The request: Exactly reproduce the entries, dropping any pictures from your copy.
-- start Excerpted records --
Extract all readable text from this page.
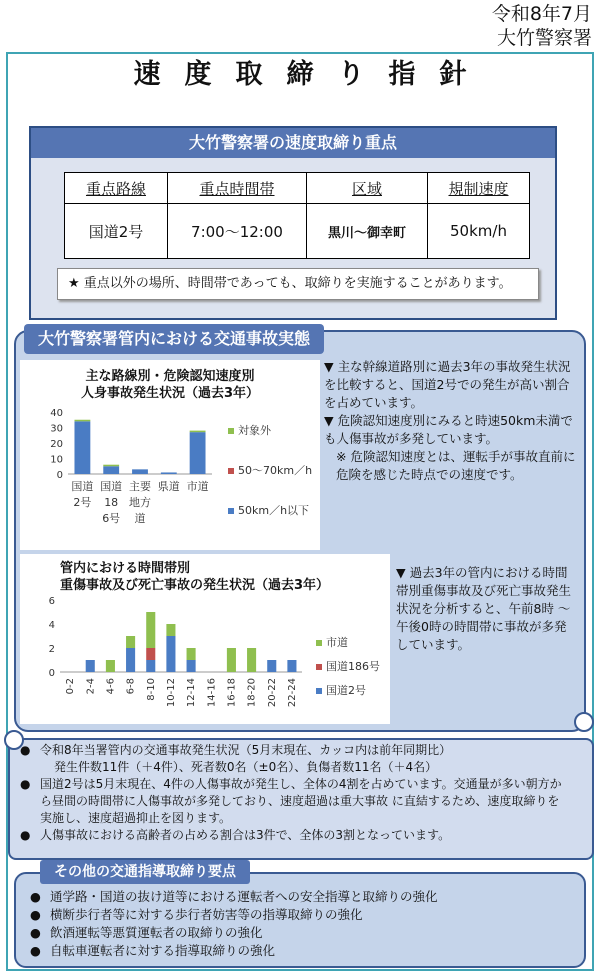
令和8年7月
大竹警察署
速度取締り指針
大竹警察署の速度取締り重点
重点路線	重点時間帯	区域	規制速度
国道2号	7:00～12:00	黒川～御幸町	50km/h
★ 重点以外の場所、時間帯であっても、取締りを実施することがあります。
大竹警察署管内における交通事故実態
主な路線別・危険認知速度別
人身事故発生状況（過去3年）
0
10
20
30
40
国道
2号
国道
18
6号
主要
地方
道
県道 市道
対象外
50～70km／h
50km／h以下
▼ 主な幹線道路別に過去3年の事故発生状況を比較すると、国道2号での発生が高い割合を占めています。
▼ 危険認知速度別にみると時速50km未満でも人傷事故が多発しています。
※ 危険認知速度とは、運転手が事故直前に危険を感じた時点での速度です。
管内における時間帯別
重傷事故及び死亡事故の発生状況（過去3年）
0
2
4
6
0-2 2-4 4-6 6-8 8-10 10-12 12-14 14-16 16-18 18-20 20-22 22-24
市道
国道186号
国道2号
▼ 過去3年の管内における時間帯別重傷事故及び死亡事故発生状況を分析すると、午前8時 ～午後0時の時間帯に事故が多発しています。
● 令和8年当署管内の交通事故発生状況（5月末現在、カッコ内は前年同期比）
発生件数11件（＋4件）、死者数0名（±0名）、負傷者数11名（＋4名）
● 国道2号は5月末現在、4件の人傷事故が発生し、全体の4割を占めています。交通量が多い朝方から昼間の時間帯に人傷事故が多発しており、速度超過は重大事故 に直結するため、速度取締りを実施し、速度超過抑止を図ります。
● 人傷事故における高齢者の占める割合は3件で、全体の3割となっています。
その他の交通指導取締り要点
● 通学路・国道の抜け道等における運転者への安全指導と取締りの強化
● 横断歩行者等に対する歩行者妨害等の指導取締りの強化
● 飲酒運転等悪質運転者の取締りの強化
● 自転車運転者に対する指導取締りの強化
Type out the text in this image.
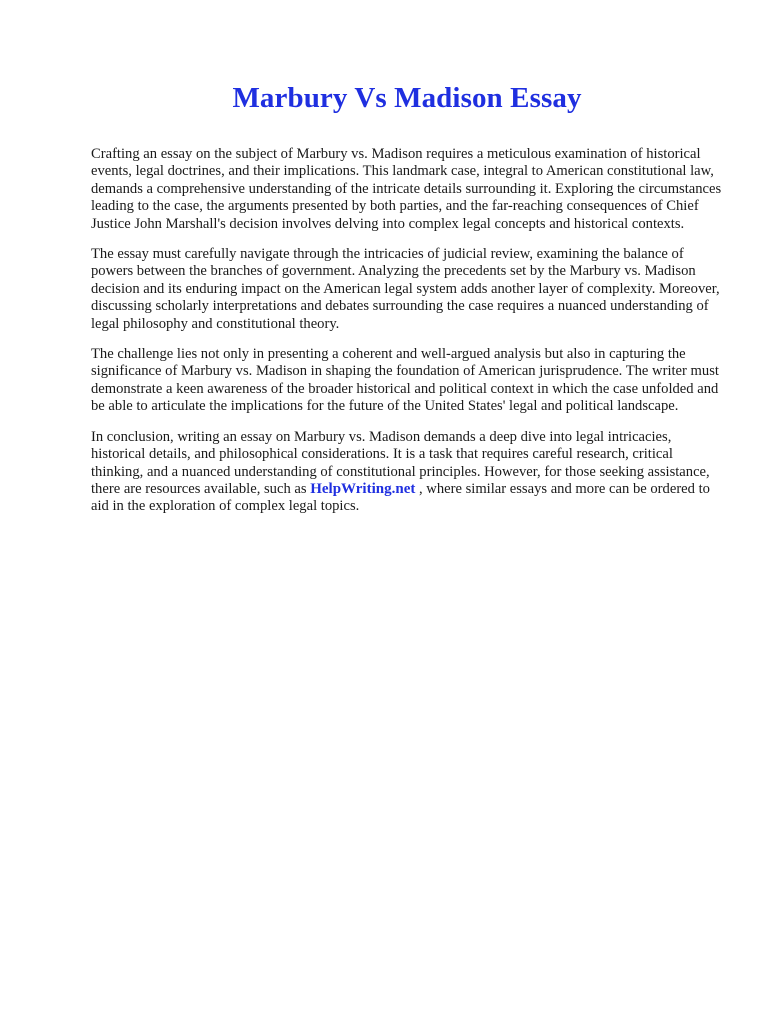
Marbury Vs Madison Essay

Crafting an essay on the subject of Marbury vs. Madison requires a meticulous examination of historical events, legal doctrines, and their implications. This landmark case, integral to American constitutional law, demands a comprehensive understanding of the intricate details surrounding it. Exploring the circumstances leading to the case, the arguments presented by both parties, and the far-reaching consequences of Chief Justice John Marshall's decision involves delving into complex legal concepts and historical contexts.

The essay must carefully navigate through the intricacies of judicial review, examining the balance of powers between the branches of government. Analyzing the precedents set by the Marbury vs. Madison decision and its enduring impact on the American legal system adds another layer of complexity. Moreover, discussing scholarly interpretations and debates surrounding the case requires a nuanced understanding of legal philosophy and constitutional theory.

The challenge lies not only in presenting a coherent and well-argued analysis but also in capturing the significance of Marbury vs. Madison in shaping the foundation of American jurisprudence. The writer must demonstrate a keen awareness of the broader historical and political context in which the case unfolded and be able to articulate the implications for the future of the United States' legal and political landscape.

In conclusion, writing an essay on Marbury vs. Madison demands a deep dive into legal intricacies, historical details, and philosophical considerations. It is a task that requires careful research, critical thinking, and a nuanced understanding of constitutional principles. However, for those seeking assistance, there are resources available, such as HelpWriting.net , where similar essays and more can be ordered to aid in the exploration of complex legal topics.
-- end Excerpted records --
Output of the exercise:
Extract all readable text from this page.
令和8年7月
大竹警察署
速度取締り指針
大竹警察署の速度取締り重点
重点路線	重点時間帯	区域	規制速度
国道2号	7:00～12:00	黒川～御幸町	50km/h
★ 重点以外の場所、時間帯であっても、取締りを実施することがあります。
大竹警察署管内における交通事故実態
主な路線別・危険認知速度別
人身事故発生状況（過去3年）
0
10
20
30
40
国道
2号
国道
18
6号
主要
地方
道
県道 市道
対象外
50～70km／h
50km／h以下
▼ 主な幹線道路別に過去3年の事故発生状況を比較すると、国道2号での発生が高い割合を占めています。
▼ 危険認知速度別にみると時速50km未満でも人傷事故が多発しています。
※ 危険認知速度とは、運転手が事故直前に危険を感じた時点での速度です。
管内における時間帯別
重傷事故及び死亡事故の発生状況（過去3年）
0
2
4
6
0-2 2-4 4-6 6-8 8-10 10-12 12-14 14-16 16-18 18-20 20-22 22-24
市道
国道186号
国道2号
▼ 過去3年の管内における時間帯別重傷事故及び死亡事故発生状況を分析すると、午前8時 ～午後0時の時間帯に事故が多発しています。
● 令和8年当署管内の交通事故発生状況（5月末現在、カッコ内は前年同期比）
発生件数11件（＋4件）、死者数0名（±0名）、負傷者数11名（＋4名）
● 国道2号は5月末現在、4件の人傷事故が発生し、全体の4割を占めています。交通量が多い朝方から昼間の時間帯に人傷事故が多発しており、速度超過は重大事故 に直結するため、速度取締りを実施し、速度超過抑止を図ります。
● 人傷事故における高齢者の占める割合は3件で、全体の3割となっています。
その他の交通指導取締り要点
● 通学路・国道の抜け道等における運転者への安全指導と取締りの強化
● 横断歩行者等に対する歩行者妨害等の指導取締りの強化
● 飲酒運転等悪質運転者の取締りの強化
● 自転車運転者に対する指導取締りの強化
Type out the text in this image.
Marbury Vs Madison Essay

Crafting an essay on the subject of Marbury vs. Madison requires a meticulous examination of historical events, legal doctrines, and their implications. This landmark case, integral to American constitutional law, demands a comprehensive understanding of the intricate details surrounding it. Exploring the circumstances leading to the case, the arguments presented by both parties, and the far-reaching consequences of Chief Justice John Marshall's decision involves delving into complex legal concepts and historical contexts.

The essay must carefully navigate through the intricacies of judicial review, examining the balance of powers between the branches of government. Analyzing the precedents set by the Marbury vs. Madison decision and its enduring impact on the American legal system adds another layer of complexity. Moreover, discussing scholarly interpretations and debates surrounding the case requires a nuanced understanding of legal philosophy and constitutional theory.

The challenge lies not only in presenting a coherent and well-argued analysis but also in capturing the significance of Marbury vs. Madison in shaping the foundation of American jurisprudence. The writer must demonstrate a keen awareness of the broader historical and political context in which the case unfolded and be able to articulate the implications for the future of the United States' legal and political landscape.

In conclusion, writing an essay on Marbury vs. Madison demands a deep dive into legal intricacies, historical details, and philosophical considerations. It is a task that requires careful research, critical thinking, and a nuanced understanding of constitutional principles. However, for those seeking assistance, there are resources available, such as HelpWriting.net , where similar essays and more can be ordered to aid in the exploration of complex legal topics.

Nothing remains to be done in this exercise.